AIM —
Wherever the string "this" occurs in a line of these records, report that line.

Stored data:
=-=-=-=-=

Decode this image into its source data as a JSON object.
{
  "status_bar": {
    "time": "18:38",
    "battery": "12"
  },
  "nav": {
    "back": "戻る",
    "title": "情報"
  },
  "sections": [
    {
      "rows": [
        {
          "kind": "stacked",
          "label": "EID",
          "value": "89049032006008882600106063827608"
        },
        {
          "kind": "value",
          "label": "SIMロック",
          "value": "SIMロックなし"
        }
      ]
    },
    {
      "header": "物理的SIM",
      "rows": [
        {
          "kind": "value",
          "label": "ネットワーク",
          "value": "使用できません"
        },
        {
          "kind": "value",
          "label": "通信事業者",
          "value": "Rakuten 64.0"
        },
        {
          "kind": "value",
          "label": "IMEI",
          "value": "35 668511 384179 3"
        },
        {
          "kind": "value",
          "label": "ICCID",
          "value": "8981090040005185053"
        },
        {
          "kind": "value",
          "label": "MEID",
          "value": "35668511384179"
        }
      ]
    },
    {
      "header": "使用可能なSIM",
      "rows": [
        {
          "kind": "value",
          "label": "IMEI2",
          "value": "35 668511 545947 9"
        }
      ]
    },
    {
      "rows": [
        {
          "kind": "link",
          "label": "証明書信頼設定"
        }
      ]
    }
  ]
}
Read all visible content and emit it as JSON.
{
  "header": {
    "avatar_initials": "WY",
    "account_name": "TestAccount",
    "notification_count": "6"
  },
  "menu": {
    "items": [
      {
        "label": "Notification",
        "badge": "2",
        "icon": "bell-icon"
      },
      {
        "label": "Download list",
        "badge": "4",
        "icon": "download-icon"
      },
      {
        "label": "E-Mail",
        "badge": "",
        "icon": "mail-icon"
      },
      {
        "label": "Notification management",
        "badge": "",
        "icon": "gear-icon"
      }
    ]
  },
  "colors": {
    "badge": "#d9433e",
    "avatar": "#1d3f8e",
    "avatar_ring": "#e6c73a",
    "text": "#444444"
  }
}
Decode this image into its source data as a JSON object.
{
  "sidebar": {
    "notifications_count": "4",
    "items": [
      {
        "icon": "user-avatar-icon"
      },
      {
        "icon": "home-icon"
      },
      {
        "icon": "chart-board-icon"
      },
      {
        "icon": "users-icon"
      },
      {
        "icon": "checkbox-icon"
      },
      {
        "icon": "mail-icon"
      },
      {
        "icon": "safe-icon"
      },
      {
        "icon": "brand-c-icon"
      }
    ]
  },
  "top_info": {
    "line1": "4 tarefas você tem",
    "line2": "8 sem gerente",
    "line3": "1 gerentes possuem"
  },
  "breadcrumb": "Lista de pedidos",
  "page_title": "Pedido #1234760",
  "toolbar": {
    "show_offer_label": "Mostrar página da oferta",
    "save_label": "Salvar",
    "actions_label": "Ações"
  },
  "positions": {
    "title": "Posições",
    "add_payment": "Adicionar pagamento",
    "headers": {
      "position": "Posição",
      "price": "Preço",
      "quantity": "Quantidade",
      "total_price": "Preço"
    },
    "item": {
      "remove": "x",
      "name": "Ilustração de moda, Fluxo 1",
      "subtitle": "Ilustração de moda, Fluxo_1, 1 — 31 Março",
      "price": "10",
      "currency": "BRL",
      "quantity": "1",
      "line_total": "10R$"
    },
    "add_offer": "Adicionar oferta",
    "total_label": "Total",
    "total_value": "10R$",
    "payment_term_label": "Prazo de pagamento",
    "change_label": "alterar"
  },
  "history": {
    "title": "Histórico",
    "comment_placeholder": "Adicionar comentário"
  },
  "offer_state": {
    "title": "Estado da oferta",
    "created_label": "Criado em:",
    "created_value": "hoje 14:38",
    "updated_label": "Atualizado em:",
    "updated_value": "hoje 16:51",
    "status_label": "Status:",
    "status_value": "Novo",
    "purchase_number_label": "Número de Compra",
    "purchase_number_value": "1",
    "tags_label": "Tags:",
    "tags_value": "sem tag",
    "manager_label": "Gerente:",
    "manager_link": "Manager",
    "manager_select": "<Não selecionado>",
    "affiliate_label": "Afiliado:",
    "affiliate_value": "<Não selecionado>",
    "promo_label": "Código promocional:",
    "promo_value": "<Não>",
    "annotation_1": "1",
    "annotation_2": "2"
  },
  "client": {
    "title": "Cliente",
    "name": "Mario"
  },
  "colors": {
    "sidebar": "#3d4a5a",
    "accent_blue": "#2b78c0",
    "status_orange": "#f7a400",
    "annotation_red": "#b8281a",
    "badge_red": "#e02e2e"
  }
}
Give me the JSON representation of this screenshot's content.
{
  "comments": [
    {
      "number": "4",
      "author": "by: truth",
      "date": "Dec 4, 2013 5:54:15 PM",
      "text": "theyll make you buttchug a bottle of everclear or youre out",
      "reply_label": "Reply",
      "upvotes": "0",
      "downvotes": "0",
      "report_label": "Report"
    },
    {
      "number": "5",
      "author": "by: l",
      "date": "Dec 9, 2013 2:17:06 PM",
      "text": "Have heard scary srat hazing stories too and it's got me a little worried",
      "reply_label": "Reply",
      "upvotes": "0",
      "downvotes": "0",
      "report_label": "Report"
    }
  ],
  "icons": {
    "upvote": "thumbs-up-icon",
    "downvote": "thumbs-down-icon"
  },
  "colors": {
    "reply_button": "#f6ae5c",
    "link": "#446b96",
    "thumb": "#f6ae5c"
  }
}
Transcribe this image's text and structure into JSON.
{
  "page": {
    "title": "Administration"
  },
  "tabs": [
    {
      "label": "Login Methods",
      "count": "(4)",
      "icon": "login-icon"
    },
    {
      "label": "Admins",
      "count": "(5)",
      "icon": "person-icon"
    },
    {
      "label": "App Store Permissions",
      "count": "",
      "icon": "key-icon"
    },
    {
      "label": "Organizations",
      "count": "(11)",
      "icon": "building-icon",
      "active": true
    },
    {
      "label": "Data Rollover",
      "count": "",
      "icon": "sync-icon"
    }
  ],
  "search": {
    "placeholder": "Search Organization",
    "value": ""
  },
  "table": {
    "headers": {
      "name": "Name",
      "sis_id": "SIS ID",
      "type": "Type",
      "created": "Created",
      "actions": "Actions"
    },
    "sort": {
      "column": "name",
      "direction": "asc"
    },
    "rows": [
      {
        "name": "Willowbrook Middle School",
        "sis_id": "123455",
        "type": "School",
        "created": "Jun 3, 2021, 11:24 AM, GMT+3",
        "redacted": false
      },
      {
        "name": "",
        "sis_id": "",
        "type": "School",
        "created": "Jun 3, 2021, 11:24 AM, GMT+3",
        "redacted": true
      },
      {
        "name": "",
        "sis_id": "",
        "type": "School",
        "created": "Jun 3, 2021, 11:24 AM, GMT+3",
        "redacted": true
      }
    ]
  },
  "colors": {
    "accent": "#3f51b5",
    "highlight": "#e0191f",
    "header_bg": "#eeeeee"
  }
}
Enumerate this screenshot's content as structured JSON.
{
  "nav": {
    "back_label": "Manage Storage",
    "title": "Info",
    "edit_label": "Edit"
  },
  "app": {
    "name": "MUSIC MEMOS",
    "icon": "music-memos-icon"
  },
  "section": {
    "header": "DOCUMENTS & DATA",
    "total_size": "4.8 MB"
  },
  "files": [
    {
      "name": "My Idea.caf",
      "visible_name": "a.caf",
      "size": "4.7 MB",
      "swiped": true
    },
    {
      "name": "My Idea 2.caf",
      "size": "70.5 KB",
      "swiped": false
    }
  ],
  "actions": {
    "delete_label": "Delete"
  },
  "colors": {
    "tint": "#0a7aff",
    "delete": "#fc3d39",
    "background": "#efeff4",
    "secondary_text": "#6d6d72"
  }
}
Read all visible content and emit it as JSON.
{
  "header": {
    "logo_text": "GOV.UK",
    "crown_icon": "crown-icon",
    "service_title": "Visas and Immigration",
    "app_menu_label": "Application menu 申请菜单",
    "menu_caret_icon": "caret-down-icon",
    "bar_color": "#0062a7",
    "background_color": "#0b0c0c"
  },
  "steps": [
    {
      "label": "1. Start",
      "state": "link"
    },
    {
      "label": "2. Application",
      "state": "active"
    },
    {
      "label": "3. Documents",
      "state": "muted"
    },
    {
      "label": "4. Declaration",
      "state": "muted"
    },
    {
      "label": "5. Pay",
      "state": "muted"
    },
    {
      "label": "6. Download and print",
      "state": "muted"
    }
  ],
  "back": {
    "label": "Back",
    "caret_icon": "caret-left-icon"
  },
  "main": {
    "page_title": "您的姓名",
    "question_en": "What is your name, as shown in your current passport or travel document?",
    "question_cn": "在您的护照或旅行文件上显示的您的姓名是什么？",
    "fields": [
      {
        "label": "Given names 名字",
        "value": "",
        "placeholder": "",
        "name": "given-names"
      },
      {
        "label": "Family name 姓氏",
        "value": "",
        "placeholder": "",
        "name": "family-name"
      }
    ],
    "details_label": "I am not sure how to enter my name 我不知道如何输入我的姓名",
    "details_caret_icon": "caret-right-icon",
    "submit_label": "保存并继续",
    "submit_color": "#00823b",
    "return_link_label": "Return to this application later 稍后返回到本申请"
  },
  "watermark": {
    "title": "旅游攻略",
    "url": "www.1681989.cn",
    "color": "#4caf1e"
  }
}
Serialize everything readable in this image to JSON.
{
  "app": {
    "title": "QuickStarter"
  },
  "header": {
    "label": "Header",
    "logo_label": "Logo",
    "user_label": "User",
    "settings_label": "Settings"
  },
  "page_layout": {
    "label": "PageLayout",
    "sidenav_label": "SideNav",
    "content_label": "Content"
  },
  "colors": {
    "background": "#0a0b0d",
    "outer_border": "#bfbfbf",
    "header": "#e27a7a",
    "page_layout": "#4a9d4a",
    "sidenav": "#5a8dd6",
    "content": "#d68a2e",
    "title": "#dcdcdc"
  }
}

=-=-=-=-=

EXPECTED ANSWER —
Decode this image into its source data as a JSON object.
Decode this image into its source data as a JSON object.
Give me the JSON representation of this screenshot's content.
Transcribe this image's text and structure into JSON.
Enumerate this screenshot's content as structured JSON.
    "return_link_label": "Return to this application later 稍后返回到本申请"
Serialize everything readable in this image to JSON.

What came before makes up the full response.